▶ **TASK**:
Lift out all lines below that contain "file".

▶ **EXERCISE INPUT**:
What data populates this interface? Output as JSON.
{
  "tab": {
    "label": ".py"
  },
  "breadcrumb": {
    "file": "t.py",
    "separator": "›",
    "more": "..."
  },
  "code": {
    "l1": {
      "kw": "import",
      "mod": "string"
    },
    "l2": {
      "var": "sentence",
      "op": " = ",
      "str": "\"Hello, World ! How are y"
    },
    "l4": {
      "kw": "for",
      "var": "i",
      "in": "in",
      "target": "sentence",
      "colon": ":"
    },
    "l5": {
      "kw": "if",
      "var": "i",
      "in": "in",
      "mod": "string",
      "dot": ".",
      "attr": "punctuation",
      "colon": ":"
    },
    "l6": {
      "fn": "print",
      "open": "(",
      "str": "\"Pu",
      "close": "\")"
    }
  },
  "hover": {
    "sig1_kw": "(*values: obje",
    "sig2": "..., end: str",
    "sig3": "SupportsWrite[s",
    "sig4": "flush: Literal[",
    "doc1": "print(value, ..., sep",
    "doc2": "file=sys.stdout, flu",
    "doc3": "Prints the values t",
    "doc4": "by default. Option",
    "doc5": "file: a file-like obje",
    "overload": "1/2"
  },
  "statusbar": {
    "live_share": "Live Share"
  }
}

==

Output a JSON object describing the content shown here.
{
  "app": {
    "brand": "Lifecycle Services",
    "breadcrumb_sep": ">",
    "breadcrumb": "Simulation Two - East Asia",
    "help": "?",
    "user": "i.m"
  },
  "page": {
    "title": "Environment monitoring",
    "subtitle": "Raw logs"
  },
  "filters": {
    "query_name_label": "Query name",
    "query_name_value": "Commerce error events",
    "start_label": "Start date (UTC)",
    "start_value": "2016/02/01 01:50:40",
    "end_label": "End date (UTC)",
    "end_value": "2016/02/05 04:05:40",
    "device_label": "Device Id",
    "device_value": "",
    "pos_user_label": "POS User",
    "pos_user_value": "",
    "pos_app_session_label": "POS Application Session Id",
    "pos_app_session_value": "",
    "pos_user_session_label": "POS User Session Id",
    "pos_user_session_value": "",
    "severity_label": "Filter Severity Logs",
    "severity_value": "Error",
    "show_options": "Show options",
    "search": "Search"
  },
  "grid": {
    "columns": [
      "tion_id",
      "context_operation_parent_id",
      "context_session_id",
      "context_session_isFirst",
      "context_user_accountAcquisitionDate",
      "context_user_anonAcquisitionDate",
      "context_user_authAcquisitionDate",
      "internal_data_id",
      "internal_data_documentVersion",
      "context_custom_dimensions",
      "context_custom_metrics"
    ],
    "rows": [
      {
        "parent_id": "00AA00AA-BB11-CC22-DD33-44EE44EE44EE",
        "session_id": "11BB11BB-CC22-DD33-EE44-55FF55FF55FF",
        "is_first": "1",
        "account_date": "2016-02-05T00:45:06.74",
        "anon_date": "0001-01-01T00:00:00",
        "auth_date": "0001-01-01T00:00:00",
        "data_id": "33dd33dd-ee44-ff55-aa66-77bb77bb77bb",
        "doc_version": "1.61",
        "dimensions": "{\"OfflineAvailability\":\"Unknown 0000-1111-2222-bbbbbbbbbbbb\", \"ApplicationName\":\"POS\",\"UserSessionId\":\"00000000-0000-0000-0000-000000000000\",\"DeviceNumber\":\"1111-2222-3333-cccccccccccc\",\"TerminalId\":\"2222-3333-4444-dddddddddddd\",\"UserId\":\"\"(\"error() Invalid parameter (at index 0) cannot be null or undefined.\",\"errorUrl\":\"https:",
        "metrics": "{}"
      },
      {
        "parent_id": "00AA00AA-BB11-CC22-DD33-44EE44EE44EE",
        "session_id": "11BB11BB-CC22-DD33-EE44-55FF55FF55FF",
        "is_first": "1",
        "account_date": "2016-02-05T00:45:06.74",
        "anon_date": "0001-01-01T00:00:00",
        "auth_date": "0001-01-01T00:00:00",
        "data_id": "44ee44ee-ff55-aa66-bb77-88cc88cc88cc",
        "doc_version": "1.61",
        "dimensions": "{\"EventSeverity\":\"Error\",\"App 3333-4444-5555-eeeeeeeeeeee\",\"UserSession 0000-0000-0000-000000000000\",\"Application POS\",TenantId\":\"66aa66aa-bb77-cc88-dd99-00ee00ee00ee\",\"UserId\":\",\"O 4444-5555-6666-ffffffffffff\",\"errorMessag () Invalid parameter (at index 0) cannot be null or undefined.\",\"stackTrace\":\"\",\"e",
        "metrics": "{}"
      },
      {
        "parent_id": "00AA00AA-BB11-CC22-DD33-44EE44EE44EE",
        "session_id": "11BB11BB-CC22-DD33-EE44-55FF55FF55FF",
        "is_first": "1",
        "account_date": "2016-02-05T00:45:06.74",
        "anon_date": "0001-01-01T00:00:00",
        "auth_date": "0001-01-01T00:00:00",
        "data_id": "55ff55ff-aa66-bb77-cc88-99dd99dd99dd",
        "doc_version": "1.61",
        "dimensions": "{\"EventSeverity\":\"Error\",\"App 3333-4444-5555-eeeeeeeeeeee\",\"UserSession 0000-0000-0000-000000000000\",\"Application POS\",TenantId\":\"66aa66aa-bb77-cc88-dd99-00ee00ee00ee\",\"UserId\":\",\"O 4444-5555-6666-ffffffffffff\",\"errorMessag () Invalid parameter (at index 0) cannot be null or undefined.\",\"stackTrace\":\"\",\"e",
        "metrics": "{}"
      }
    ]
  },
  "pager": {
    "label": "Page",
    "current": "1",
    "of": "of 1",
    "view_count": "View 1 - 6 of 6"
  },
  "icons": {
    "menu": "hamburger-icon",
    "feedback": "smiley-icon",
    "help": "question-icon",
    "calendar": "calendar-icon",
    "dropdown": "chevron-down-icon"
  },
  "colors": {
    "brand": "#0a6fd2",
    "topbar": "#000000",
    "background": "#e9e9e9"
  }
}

▶ **EXERCISE RESPONSE**:
    "file": "t.py",
    "doc2": "file=sys.stdout, flu",
    "doc5": "file: a file-like obje",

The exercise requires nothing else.